───── MATERIAL SUPPLIED

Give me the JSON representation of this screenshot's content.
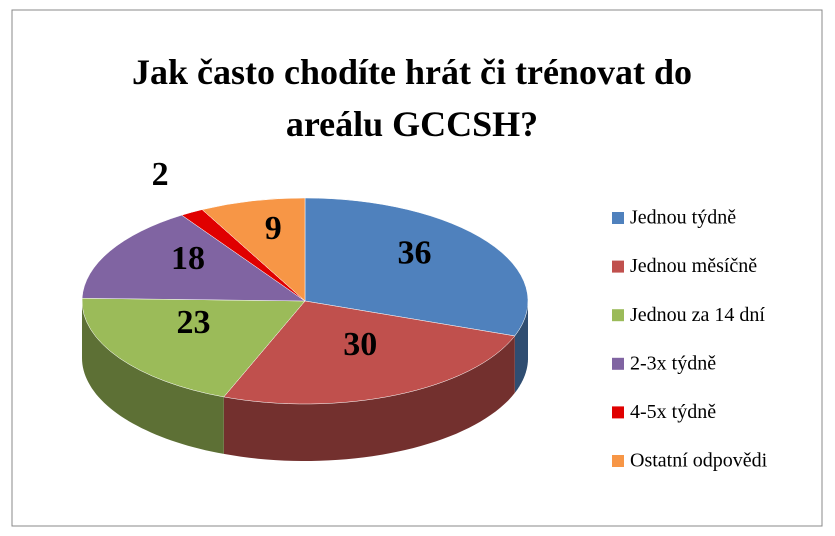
{
  "chart_data": {
    "type": "pie3d",
    "title": "Jak často chodíte hrát či trénovat do areálu GCCSH?",
    "categories": [
      "Jednou týdně",
      "Jednou měsíčně",
      "Jednou za 14 dní",
      "2-3x týdně",
      "4-5x týdně",
      "Ostatní odpovědi"
    ],
    "values": [
      36,
      30,
      23,
      18,
      2,
      9
    ],
    "colors": [
      "#4f81bd",
      "#c0504d",
      "#9bbb59",
      "#8064a2",
      "#e00000",
      "#f79646"
    ],
    "legend": "right"
  }
}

──────────

* _EXERCISE PROMPT_: Each line of the material must be retyped exactly, except that images are omitted.

* _SOLUTION_:
Give me the JSON representation of this screenshot's content.
{
  "chart_data": {
    "type": "pie3d",
    "title": "Jak často chodíte hrát či trénovat do areálu GCCSH?",
    "categories": [
      "Jednou týdně",
      "Jednou měsíčně",
      "Jednou za 14 dní",
      "2-3x týdně",
      "4-5x týdně",
      "Ostatní odpovědi"
    ],
    "values": [
      36,
      30,
      23,
      18,
      2,
      9
    ],
    "colors": [
      "#4f81bd",
      "#c0504d",
      "#9bbb59",
      "#8064a2",
      "#e00000",
      "#f79646"
    ],
    "legend": "right"
  }
}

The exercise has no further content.